[Stored dataset items]
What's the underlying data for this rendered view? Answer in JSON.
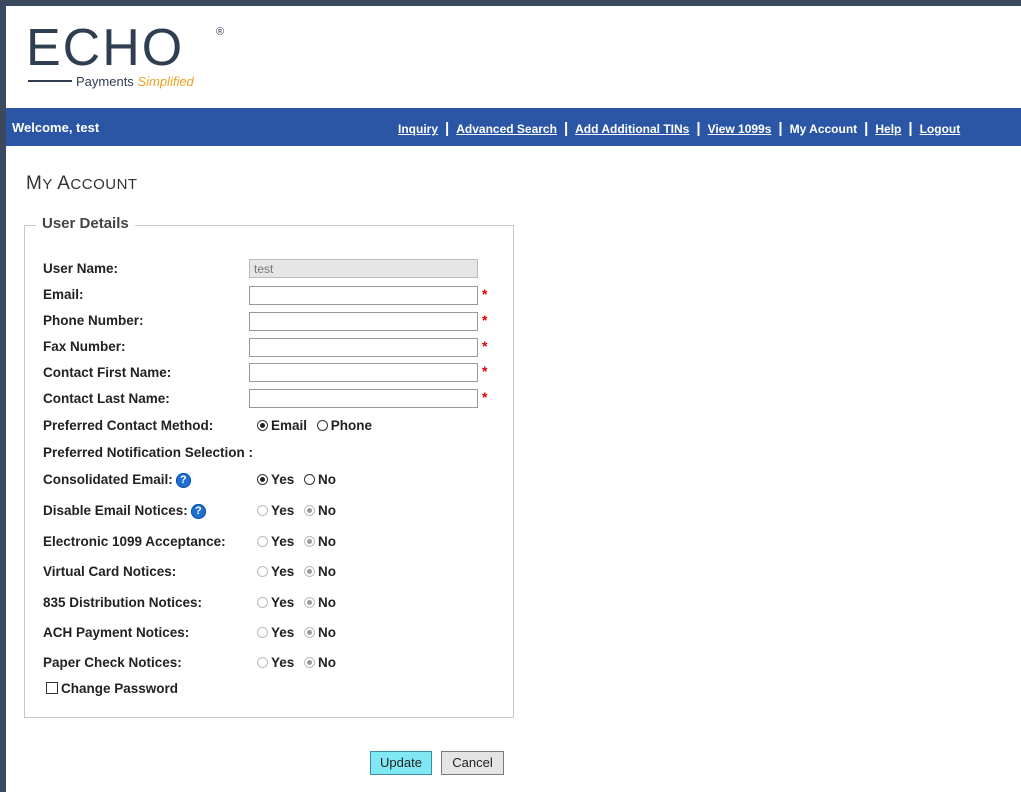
{
  "logo": {
    "name": "ECHO",
    "reg": "®",
    "tagline_prefix": "Payments",
    "tagline_accent": "Simplified"
  },
  "nav": {
    "welcome": "Welcome, test",
    "links": [
      "Inquiry",
      "Advanced Search",
      "Add Additional TINs",
      "View 1099s",
      "My Account",
      "Help",
      "Logout"
    ],
    "separator": "|"
  },
  "page": {
    "title_first": "M",
    "title_rest1": "Y ",
    "title_second": "A",
    "title_rest2": "CCOUNT"
  },
  "form": {
    "legend": "User Details",
    "user_name": {
      "label": "User Name:",
      "value": "test"
    },
    "email": {
      "label": "Email:",
      "value": ""
    },
    "phone": {
      "label": "Phone Number:",
      "value": ""
    },
    "fax": {
      "label": "Fax Number:",
      "value": ""
    },
    "first_name": {
      "label": "Contact First Name:",
      "value": ""
    },
    "last_name": {
      "label": "Contact Last Name:",
      "value": ""
    },
    "required_mark": "*",
    "contact_method": {
      "label": "Preferred Contact Method:",
      "opt1": "Email",
      "opt2": "Phone",
      "selected": "Email"
    },
    "notification_heading": "Preferred Notification Selection :",
    "yes": "Yes",
    "no": "No",
    "help_glyph": "?",
    "consolidated_email": {
      "label": "Consolidated Email:",
      "selected": "Yes"
    },
    "disable_email_notices": {
      "label": "Disable Email Notices:",
      "selected": "No"
    },
    "electronic_1099": {
      "label": "Electronic 1099 Acceptance:",
      "selected": "No"
    },
    "virtual_card": {
      "label": "Virtual Card Notices:",
      "selected": "No"
    },
    "dist_835": {
      "label": "835 Distribution Notices:",
      "selected": "No"
    },
    "ach_payment": {
      "label": "ACH Payment Notices:",
      "selected": "No"
    },
    "paper_check": {
      "label": "Paper Check Notices:",
      "selected": "No"
    },
    "change_password": "Change Password"
  },
  "buttons": {
    "update": "Update",
    "cancel": "Cancel"
  },
  "colors": {
    "navbar": "#2a56a5",
    "update_button": "#7fe8f2",
    "required": "#dd0000",
    "help_icon": "#1e6fd0"
  }
}
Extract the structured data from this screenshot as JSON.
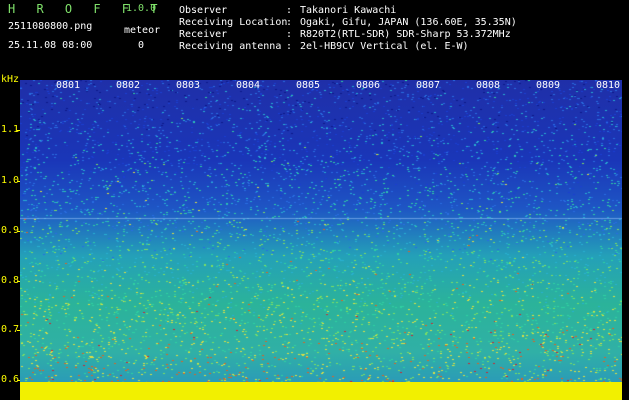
{
  "header": {
    "app_name": "H R O F F T",
    "version": "1.0.0",
    "file_name": "2511080800.png",
    "datetime": "25.11.08 08:00",
    "meteor_label": "meteor",
    "meteor_count": "0",
    "info": [
      {
        "key": "Observer",
        "value": "Takanori Kawachi"
      },
      {
        "key": "Receiving Location",
        "value": "Ogaki, Gifu, JAPAN (136.60E, 35.35N)"
      },
      {
        "key": "Receiver",
        "value": "R820T2(RTL-SDR) SDR-Sharp 53.372MHz"
      },
      {
        "key": "Receiving antenna",
        "value": "2el-HB9CV Vertical (el. E-W)"
      }
    ]
  },
  "spectrogram": {
    "y_unit": "kHz",
    "y_ticks": [
      "1.1",
      "1.0",
      "0.9",
      "0.8",
      "0.7",
      "0.6"
    ],
    "x_ticks": [
      "0801",
      "0802",
      "0803",
      "0804",
      "0805",
      "0806",
      "0807",
      "0808",
      "0809",
      "0810"
    ],
    "colors": {
      "low": "#1f2fa8",
      "mid": "#2bb39a",
      "high": "#e03030",
      "floor": "#f2f000"
    }
  }
}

WHAT TO PRODUCE: Copy each line exactly, and leave the pictures out of your copy.

TASK SOLUTION:
What's the underlying data for this rendered view? Answer in JSON.
{
  "logo": {
    "name": "ECHO",
    "reg": "®",
    "tagline_prefix": "Payments",
    "tagline_accent": "Simplified"
  },
  "nav": {
    "welcome": "Welcome, test",
    "links": [
      "Inquiry",
      "Advanced Search",
      "Add Additional TINs",
      "View 1099s",
      "My Account",
      "Help",
      "Logout"
    ],
    "separator": "|"
  },
  "page": {
    "title_first": "M",
    "title_rest1": "Y ",
    "title_second": "A",
    "title_rest2": "CCOUNT"
  },
  "form": {
    "legend": "User Details",
    "user_name": {
      "label": "User Name:",
      "value": "test"
    },
    "email": {
      "label": "Email:",
      "value": ""
    },
    "phone": {
      "label": "Phone Number:",
      "value": ""
    },
    "fax": {
      "label": "Fax Number:",
      "value": ""
    },
    "first_name": {
      "label": "Contact First Name:",
      "value": ""
    },
    "last_name": {
      "label": "Contact Last Name:",
      "value": ""
    },
    "required_mark": "*",
    "contact_method": {
      "label": "Preferred Contact Method:",
      "opt1": "Email",
      "opt2": "Phone",
      "selected": "Email"
    },
    "notification_heading": "Preferred Notification Selection :",
    "yes": "Yes",
    "no": "No",
    "help_glyph": "?",
    "consolidated_email": {
      "label": "Consolidated Email:",
      "selected": "Yes"
    },
    "disable_email_notices": {
      "label": "Disable Email Notices:",
      "selected": "No"
    },
    "electronic_1099": {
      "label": "Electronic 1099 Acceptance:",
      "selected": "No"
    },
    "virtual_card": {
      "label": "Virtual Card Notices:",
      "selected": "No"
    },
    "dist_835": {
      "label": "835 Distribution Notices:",
      "selected": "No"
    },
    "ach_payment": {
      "label": "ACH Payment Notices:",
      "selected": "No"
    },
    "paper_check": {
      "label": "Paper Check Notices:",
      "selected": "No"
    },
    "change_password": "Change Password"
  },
  "buttons": {
    "update": "Update",
    "cancel": "Cancel"
  },
  "colors": {
    "navbar": "#2a56a5",
    "update_button": "#7fe8f2",
    "required": "#dd0000",
    "help_icon": "#1e6fd0"
  }
}
Extract the structured data from this screenshot as JSON.
{
  "header": {
    "app_name": "H R O F F T",
    "version": "1.0.0",
    "file_name": "2511080800.png",
    "datetime": "25.11.08 08:00",
    "meteor_label": "meteor",
    "meteor_count": "0",
    "info": [
      {
        "key": "Observer",
        "value": "Takanori Kawachi"
      },
      {
        "key": "Receiving Location",
        "value": "Ogaki, Gifu, JAPAN (136.60E, 35.35N)"
      },
      {
        "key": "Receiver",
        "value": "R820T2(RTL-SDR) SDR-Sharp 53.372MHz"
      },
      {
        "key": "Receiving antenna",
        "value": "2el-HB9CV Vertical (el. E-W)"
      }
    ]
  },
  "spectrogram": {
    "y_unit": "kHz",
    "y_ticks": [
      "1.1",
      "1.0",
      "0.9",
      "0.8",
      "0.7",
      "0.6"
    ],
    "x_ticks": [
      "0801",
      "0802",
      "0803",
      "0804",
      "0805",
      "0806",
      "0807",
      "0808",
      "0809",
      "0810"
    ],
    "colors": {
      "low": "#1f2fa8",
      "mid": "#2bb39a",
      "high": "#e03030",
      "floor": "#f2f000"
    }
  }
}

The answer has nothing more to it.